> [What is asked]
Extract every entry word for word.

Saved entries
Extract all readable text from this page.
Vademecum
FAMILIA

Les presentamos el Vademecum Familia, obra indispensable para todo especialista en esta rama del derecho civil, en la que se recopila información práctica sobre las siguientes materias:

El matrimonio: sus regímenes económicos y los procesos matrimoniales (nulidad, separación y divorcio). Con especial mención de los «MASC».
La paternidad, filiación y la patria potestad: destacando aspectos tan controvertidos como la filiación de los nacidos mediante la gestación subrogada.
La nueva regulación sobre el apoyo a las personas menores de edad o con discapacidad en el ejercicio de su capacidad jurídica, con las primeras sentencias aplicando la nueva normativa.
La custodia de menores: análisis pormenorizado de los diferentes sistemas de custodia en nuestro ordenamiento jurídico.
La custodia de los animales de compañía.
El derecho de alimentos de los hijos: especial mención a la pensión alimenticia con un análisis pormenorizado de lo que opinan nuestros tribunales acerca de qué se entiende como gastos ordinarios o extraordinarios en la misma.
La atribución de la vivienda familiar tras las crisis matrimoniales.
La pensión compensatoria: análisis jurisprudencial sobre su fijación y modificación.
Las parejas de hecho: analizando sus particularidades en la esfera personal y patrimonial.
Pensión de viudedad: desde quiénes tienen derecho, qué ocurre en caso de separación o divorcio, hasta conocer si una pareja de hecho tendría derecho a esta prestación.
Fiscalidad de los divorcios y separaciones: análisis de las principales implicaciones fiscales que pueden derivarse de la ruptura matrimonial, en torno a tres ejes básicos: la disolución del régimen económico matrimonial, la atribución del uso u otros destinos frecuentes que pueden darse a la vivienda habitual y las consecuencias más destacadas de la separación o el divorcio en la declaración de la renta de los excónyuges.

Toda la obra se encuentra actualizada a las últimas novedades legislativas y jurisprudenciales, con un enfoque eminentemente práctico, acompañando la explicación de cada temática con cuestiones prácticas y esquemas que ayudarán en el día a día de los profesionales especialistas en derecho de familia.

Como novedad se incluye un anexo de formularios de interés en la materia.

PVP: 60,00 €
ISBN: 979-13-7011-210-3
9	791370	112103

> [Solved exercise]
Extract all readable text from this page.
Vademecum
FAMILIA

Les presentamos el Vademecum Familia, obra indispensable para todo especialista en esta rama del derecho civil, en la que se recopila información práctica sobre las siguientes materias:

El matrimonio: sus regímenes económicos y los procesos matrimoniales (nulidad, separación y divorcio). Con especial mención de los «MASC».
La paternidad, filiación y la patria potestad: destacando aspectos tan controvertidos como la filiación de los nacidos mediante la gestación subrogada.
La nueva regulación sobre el apoyo a las personas menores de edad o con discapacidad en el ejercicio de su capacidad jurídica, con las primeras sentencias aplicando la nueva normativa.
La custodia de menores: análisis pormenorizado de los diferentes sistemas de custodia en nuestro ordenamiento jurídico.
La custodia de los animales de compañía.
El derecho de alimentos de los hijos: especial mención a la pensión alimenticia con un análisis pormenorizado de lo que opinan nuestros tribunales acerca de qué se entiende como gastos ordinarios o extraordinarios en la misma.
La atribución de la vivienda familiar tras las crisis matrimoniales.
La pensión compensatoria: análisis jurisprudencial sobre su fijación y modificación.
Las parejas de hecho: analizando sus particularidades en la esfera personal y patrimonial.
Pensión de viudedad: desde quiénes tienen derecho, qué ocurre en caso de separación o divorcio, hasta conocer si una pareja de hecho tendría derecho a esta prestación.
Fiscalidad de los divorcios y separaciones: análisis de las principales implicaciones fiscales que pueden derivarse de la ruptura matrimonial, en torno a tres ejes básicos: la disolución del régimen económico matrimonial, la atribución del uso u otros destinos frecuentes que pueden darse a la vivienda habitual y las consecuencias más destacadas de la separación o el divorcio en la declaración de la renta de los excónyuges.

Toda la obra se encuentra actualizada a las últimas novedades legislativas y jurisprudenciales, con un enfoque eminentemente práctico, acompañando la explicación de cada temática con cuestiones prácticas y esquemas que ayudarán en el día a día de los profesionales especialistas en derecho de familia.

Como novedad se incluye un anexo de formularios de interés en la materia.

PVP: 60,00 €
ISBN: 979-13-7011-210-3
9	791370	112103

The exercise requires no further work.